WHAT YOU SHOULD DO ▸ Write out the full set of records exactly. Any pictures in them do not belong in the copy.

PROVIDED DATA ▸
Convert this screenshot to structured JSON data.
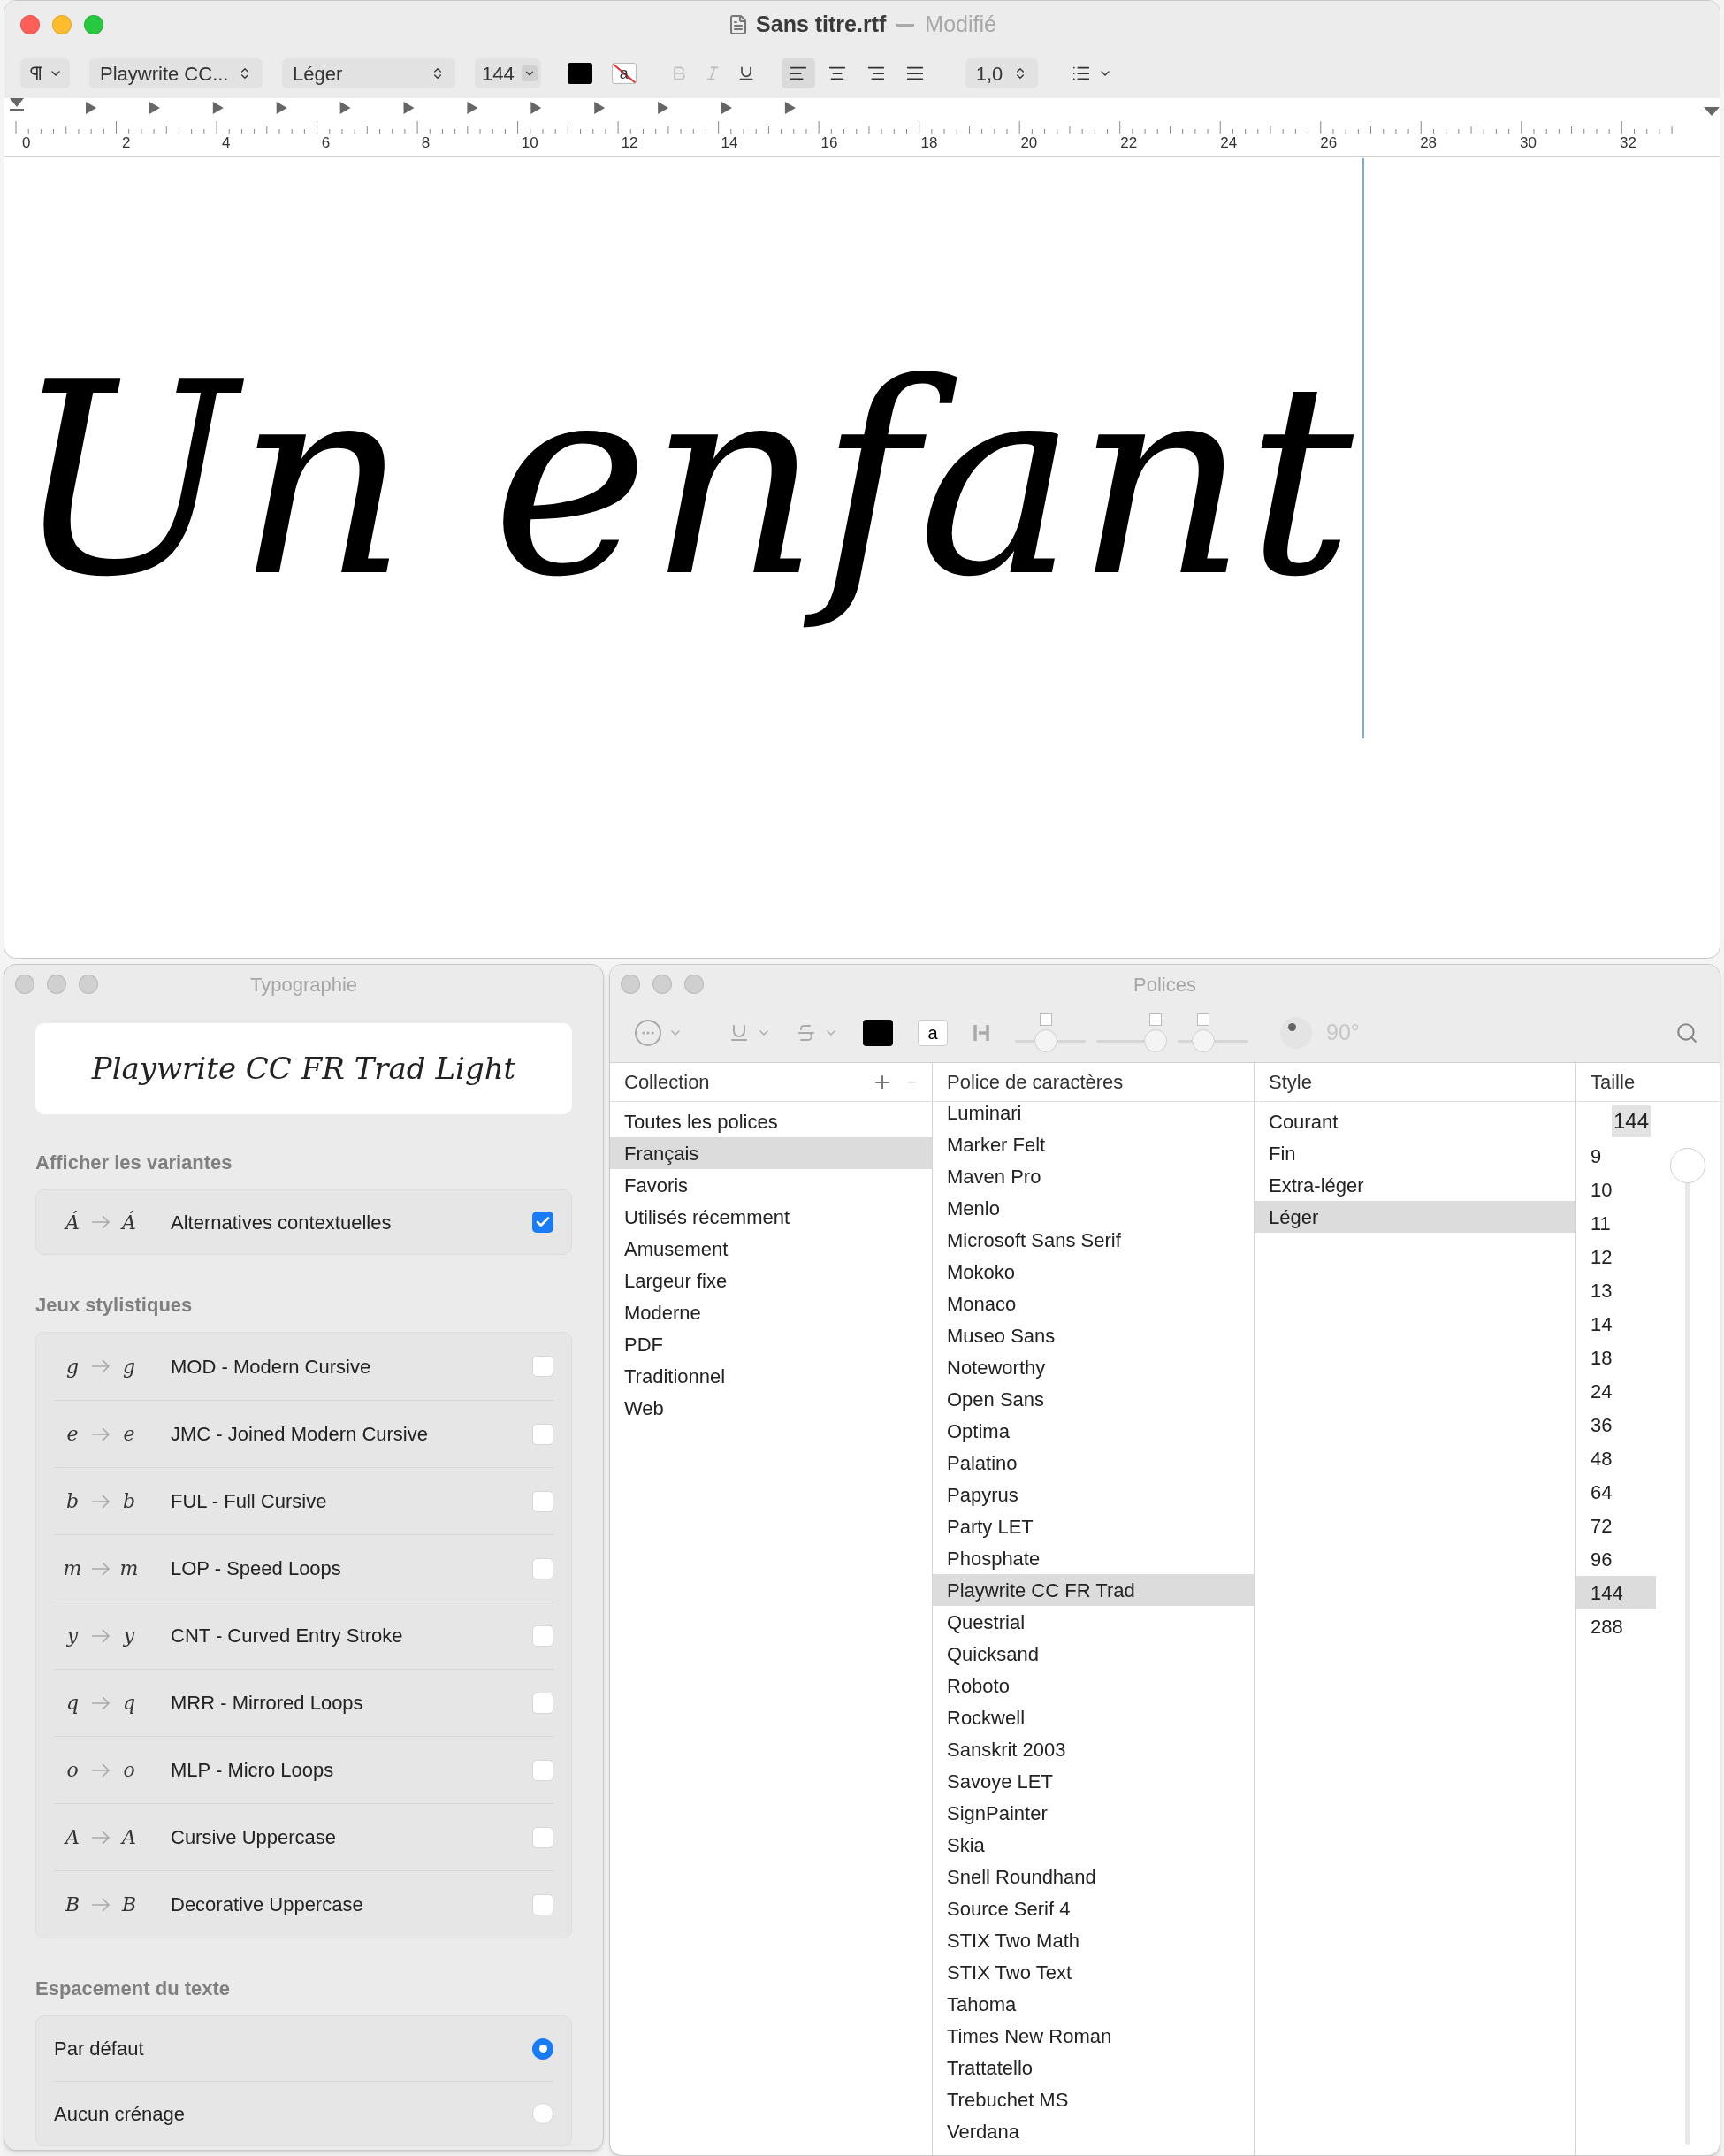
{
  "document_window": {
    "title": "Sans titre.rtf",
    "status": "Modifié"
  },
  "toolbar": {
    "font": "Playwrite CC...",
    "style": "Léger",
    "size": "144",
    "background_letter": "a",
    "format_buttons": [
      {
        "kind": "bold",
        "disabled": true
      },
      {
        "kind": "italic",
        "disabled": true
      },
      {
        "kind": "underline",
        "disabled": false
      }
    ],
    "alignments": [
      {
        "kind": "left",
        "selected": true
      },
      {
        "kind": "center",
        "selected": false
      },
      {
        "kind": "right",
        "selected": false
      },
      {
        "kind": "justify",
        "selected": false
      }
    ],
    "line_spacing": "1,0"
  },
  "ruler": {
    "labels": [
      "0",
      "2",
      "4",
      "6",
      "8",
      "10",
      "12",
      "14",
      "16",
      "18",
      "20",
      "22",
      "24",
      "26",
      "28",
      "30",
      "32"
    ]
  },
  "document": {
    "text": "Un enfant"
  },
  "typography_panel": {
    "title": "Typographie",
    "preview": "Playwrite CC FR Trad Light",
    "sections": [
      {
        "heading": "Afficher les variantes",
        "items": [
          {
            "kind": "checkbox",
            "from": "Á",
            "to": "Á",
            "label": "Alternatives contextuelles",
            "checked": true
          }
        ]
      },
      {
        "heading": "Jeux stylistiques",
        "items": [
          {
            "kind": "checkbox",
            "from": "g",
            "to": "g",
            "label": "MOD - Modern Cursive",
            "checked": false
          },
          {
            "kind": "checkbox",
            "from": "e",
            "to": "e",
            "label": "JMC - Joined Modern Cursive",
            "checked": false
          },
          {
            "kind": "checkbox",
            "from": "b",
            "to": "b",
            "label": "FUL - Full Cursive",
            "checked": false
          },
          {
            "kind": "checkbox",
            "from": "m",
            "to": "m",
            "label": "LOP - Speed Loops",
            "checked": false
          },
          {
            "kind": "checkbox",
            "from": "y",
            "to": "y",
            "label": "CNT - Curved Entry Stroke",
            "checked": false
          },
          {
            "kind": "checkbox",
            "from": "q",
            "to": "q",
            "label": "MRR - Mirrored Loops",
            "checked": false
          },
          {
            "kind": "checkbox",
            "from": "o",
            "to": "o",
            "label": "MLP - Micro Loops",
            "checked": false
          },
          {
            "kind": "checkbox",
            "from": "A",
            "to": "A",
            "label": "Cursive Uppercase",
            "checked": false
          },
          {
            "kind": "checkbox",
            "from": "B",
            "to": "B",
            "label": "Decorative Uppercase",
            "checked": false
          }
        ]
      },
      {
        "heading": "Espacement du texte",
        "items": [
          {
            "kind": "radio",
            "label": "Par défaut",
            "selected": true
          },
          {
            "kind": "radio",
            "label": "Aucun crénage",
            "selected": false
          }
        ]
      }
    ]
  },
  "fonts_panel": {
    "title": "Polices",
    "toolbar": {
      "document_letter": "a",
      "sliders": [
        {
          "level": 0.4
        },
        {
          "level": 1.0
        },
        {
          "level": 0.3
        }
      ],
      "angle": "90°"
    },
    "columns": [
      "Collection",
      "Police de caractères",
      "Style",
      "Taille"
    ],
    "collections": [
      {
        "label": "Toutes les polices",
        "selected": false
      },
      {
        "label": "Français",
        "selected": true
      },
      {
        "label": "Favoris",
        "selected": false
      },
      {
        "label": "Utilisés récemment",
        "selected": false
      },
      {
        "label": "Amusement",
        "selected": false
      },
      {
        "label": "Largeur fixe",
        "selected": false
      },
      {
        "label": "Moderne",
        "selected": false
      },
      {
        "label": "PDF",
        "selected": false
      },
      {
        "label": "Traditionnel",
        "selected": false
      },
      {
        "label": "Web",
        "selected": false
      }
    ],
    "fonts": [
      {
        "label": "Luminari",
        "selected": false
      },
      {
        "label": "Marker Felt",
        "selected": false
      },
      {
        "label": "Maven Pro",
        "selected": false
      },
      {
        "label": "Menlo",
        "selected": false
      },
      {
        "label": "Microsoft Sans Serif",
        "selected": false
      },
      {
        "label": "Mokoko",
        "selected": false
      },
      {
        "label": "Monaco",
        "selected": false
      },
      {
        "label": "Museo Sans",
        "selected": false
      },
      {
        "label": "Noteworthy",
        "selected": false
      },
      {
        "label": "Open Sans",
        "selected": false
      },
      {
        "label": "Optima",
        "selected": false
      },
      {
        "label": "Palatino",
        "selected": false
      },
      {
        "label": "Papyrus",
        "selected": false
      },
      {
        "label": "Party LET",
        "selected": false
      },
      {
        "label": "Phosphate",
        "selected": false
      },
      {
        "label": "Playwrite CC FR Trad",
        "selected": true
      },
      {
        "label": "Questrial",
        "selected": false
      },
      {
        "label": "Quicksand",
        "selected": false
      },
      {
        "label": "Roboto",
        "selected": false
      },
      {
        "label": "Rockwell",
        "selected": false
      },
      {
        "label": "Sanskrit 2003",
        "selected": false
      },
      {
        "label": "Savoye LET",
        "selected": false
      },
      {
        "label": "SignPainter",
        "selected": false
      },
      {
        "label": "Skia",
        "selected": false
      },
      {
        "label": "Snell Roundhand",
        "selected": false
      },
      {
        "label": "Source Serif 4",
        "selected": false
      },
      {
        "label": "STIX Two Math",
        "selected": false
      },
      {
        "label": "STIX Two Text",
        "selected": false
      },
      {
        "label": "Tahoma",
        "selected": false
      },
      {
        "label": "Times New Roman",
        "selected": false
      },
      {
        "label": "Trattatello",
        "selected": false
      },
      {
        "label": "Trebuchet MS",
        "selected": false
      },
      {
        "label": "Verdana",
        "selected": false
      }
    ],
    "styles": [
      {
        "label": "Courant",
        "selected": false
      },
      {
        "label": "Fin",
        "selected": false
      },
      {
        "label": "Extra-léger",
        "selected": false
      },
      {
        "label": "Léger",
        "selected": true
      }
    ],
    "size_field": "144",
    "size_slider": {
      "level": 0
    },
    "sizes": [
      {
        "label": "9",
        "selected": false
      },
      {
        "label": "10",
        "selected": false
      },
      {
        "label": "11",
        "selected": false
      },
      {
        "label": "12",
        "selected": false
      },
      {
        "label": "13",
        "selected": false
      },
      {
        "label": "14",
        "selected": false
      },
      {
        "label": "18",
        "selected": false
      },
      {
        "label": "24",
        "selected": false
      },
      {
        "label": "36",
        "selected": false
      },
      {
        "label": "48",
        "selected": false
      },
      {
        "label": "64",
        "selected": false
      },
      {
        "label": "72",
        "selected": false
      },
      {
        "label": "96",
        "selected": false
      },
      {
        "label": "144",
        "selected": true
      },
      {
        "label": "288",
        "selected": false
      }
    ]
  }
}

RESULT OF THIS TASK ▸
Convert this screenshot to structured JSON data.
{
  "document_window": {
    "title": "Sans titre.rtf",
    "status": "Modifié"
  },
  "toolbar": {
    "font": "Playwrite CC...",
    "style": "Léger",
    "size": "144",
    "background_letter": "a",
    "format_buttons": [
      {
        "kind": "bold",
        "disabled": true
      },
      {
        "kind": "italic",
        "disabled": true
      },
      {
        "kind": "underline",
        "disabled": false
      }
    ],
    "alignments": [
      {
        "kind": "left",
        "selected": true
      },
      {
        "kind": "center",
        "selected": false
      },
      {
        "kind": "right",
        "selected": false
      },
      {
        "kind": "justify",
        "selected": false
      }
    ],
    "line_spacing": "1,0"
  },
  "ruler": {
    "labels": [
      "0",
      "2",
      "4",
      "6",
      "8",
      "10",
      "12",
      "14",
      "16",
      "18",
      "20",
      "22",
      "24",
      "26",
      "28",
      "30",
      "32"
    ]
  },
  "document": {
    "text": "Un enfant"
  },
  "typography_panel": {
    "title": "Typographie",
    "preview": "Playwrite CC FR Trad Light",
    "sections": [
      {
        "heading": "Afficher les variantes",
        "items": [
          {
            "kind": "checkbox",
            "from": "Á",
            "to": "Á",
            "label": "Alternatives contextuelles",
            "checked": true
          }
        ]
      },
      {
        "heading": "Jeux stylistiques",
        "items": [
          {
            "kind": "checkbox",
            "from": "g",
            "to": "g",
            "label": "MOD - Modern Cursive",
            "checked": false
          },
          {
            "kind": "checkbox",
            "from": "e",
            "to": "e",
            "label": "JMC - Joined Modern Cursive",
            "checked": false
          },
          {
            "kind": "checkbox",
            "from": "b",
            "to": "b",
            "label": "FUL - Full Cursive",
            "checked": false
          },
          {
            "kind": "checkbox",
            "from": "m",
            "to": "m",
            "label": "LOP - Speed Loops",
            "checked": false
          },
          {
            "kind": "checkbox",
            "from": "y",
            "to": "y",
            "label": "CNT - Curved Entry Stroke",
            "checked": false
          },
          {
            "kind": "checkbox",
            "from": "q",
            "to": "q",
            "label": "MRR - Mirrored Loops",
            "checked": false
          },
          {
            "kind": "checkbox",
            "from": "o",
            "to": "o",
            "label": "MLP - Micro Loops",
            "checked": false
          },
          {
            "kind": "checkbox",
            "from": "A",
            "to": "A",
            "label": "Cursive Uppercase",
            "checked": false
          },
          {
            "kind": "checkbox",
            "from": "B",
            "to": "B",
            "label": "Decorative Uppercase",
            "checked": false
          }
        ]
      },
      {
        "heading": "Espacement du texte",
        "items": [
          {
            "kind": "radio",
            "label": "Par défaut",
            "selected": true
          },
          {
            "kind": "radio",
            "label": "Aucun crénage",
            "selected": false
          }
        ]
      }
    ]
  },
  "fonts_panel": {
    "title": "Polices",
    "toolbar": {
      "document_letter": "a",
      "sliders": [
        {
          "level": 0.4
        },
        {
          "level": 1.0
        },
        {
          "level": 0.3
        }
      ],
      "angle": "90°"
    },
    "columns": [
      "Collection",
      "Police de caractères",
      "Style",
      "Taille"
    ],
    "collections": [
      {
        "label": "Toutes les polices",
        "selected": false
      },
      {
        "label": "Français",
        "selected": true
      },
      {
        "label": "Favoris",
        "selected": false
      },
      {
        "label": "Utilisés récemment",
        "selected": false
      },
      {
        "label": "Amusement",
        "selected": false
      },
      {
        "label": "Largeur fixe",
        "selected": false
      },
      {
        "label": "Moderne",
        "selected": false
      },
      {
        "label": "PDF",
        "selected": false
      },
      {
        "label": "Traditionnel",
        "selected": false
      },
      {
        "label": "Web",
        "selected": false
      }
    ],
    "fonts": [
      {
        "label": "Luminari",
        "selected": false
      },
      {
        "label": "Marker Felt",
        "selected": false
      },
      {
        "label": "Maven Pro",
        "selected": false
      },
      {
        "label": "Menlo",
        "selected": false
      },
      {
        "label": "Microsoft Sans Serif",
        "selected": false
      },
      {
        "label": "Mokoko",
        "selected": false
      },
      {
        "label": "Monaco",
        "selected": false
      },
      {
        "label": "Museo Sans",
        "selected": false
      },
      {
        "label": "Noteworthy",
        "selected": false
      },
      {
        "label": "Open Sans",
        "selected": false
      },
      {
        "label": "Optima",
        "selected": false
      },
      {
        "label": "Palatino",
        "selected": false
      },
      {
        "label": "Papyrus",
        "selected": false
      },
      {
        "label": "Party LET",
        "selected": false
      },
      {
        "label": "Phosphate",
        "selected": false
      },
      {
        "label": "Playwrite CC FR Trad",
        "selected": true
      },
      {
        "label": "Questrial",
        "selected": false
      },
      {
        "label": "Quicksand",
        "selected": false
      },
      {
        "label": "Roboto",
        "selected": false
      },
      {
        "label": "Rockwell",
        "selected": false
      },
      {
        "label": "Sanskrit 2003",
        "selected": false
      },
      {
        "label": "Savoye LET",
        "selected": false
      },
      {
        "label": "SignPainter",
        "selected": false
      },
      {
        "label": "Skia",
        "selected": false
      },
      {
        "label": "Snell Roundhand",
        "selected": false
      },
      {
        "label": "Source Serif 4",
        "selected": false
      },
      {
        "label": "STIX Two Math",
        "selected": false
      },
      {
        "label": "STIX Two Text",
        "selected": false
      },
      {
        "label": "Tahoma",
        "selected": false
      },
      {
        "label": "Times New Roman",
        "selected": false
      },
      {
        "label": "Trattatello",
        "selected": false
      },
      {
        "label": "Trebuchet MS",
        "selected": false
      },
      {
        "label": "Verdana",
        "selected": false
      }
    ],
    "styles": [
      {
        "label": "Courant",
        "selected": false
      },
      {
        "label": "Fin",
        "selected": false
      },
      {
        "label": "Extra-léger",
        "selected": false
      },
      {
        "label": "Léger",
        "selected": true
      }
    ],
    "size_field": "144",
    "size_slider": {
      "level": 0
    },
    "sizes": [
      {
        "label": "9",
        "selected": false
      },
      {
        "label": "10",
        "selected": false
      },
      {
        "label": "11",
        "selected": false
      },
      {
        "label": "12",
        "selected": false
      },
      {
        "label": "13",
        "selected": false
      },
      {
        "label": "14",
        "selected": false
      },
      {
        "label": "18",
        "selected": false
      },
      {
        "label": "24",
        "selected": false
      },
      {
        "label": "36",
        "selected": false
      },
      {
        "label": "48",
        "selected": false
      },
      {
        "label": "64",
        "selected": false
      },
      {
        "label": "72",
        "selected": false
      },
      {
        "label": "96",
        "selected": false
      },
      {
        "label": "144",
        "selected": true
      },
      {
        "label": "288",
        "selected": false
      }
    ]
  }
}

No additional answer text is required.